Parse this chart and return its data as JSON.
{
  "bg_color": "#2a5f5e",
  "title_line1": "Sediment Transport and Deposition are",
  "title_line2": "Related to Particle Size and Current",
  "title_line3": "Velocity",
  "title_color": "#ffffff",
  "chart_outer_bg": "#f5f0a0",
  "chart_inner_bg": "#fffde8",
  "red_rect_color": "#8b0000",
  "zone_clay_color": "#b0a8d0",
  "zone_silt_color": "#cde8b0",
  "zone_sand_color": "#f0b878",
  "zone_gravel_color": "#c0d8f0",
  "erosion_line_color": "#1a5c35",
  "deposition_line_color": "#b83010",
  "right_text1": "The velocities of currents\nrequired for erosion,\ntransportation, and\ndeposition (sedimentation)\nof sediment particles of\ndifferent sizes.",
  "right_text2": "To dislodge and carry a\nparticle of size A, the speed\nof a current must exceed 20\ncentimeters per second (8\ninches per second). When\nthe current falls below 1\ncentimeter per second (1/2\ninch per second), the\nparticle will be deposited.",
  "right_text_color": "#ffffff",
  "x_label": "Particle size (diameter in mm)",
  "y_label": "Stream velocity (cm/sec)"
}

+---+

PROBLEM. Search the lines for the string "ffffff" and copy every line that has it.

WRITTEN RESPONSE.
  "title_color": "#ffffff",
  "right_text_color": "#ffffff",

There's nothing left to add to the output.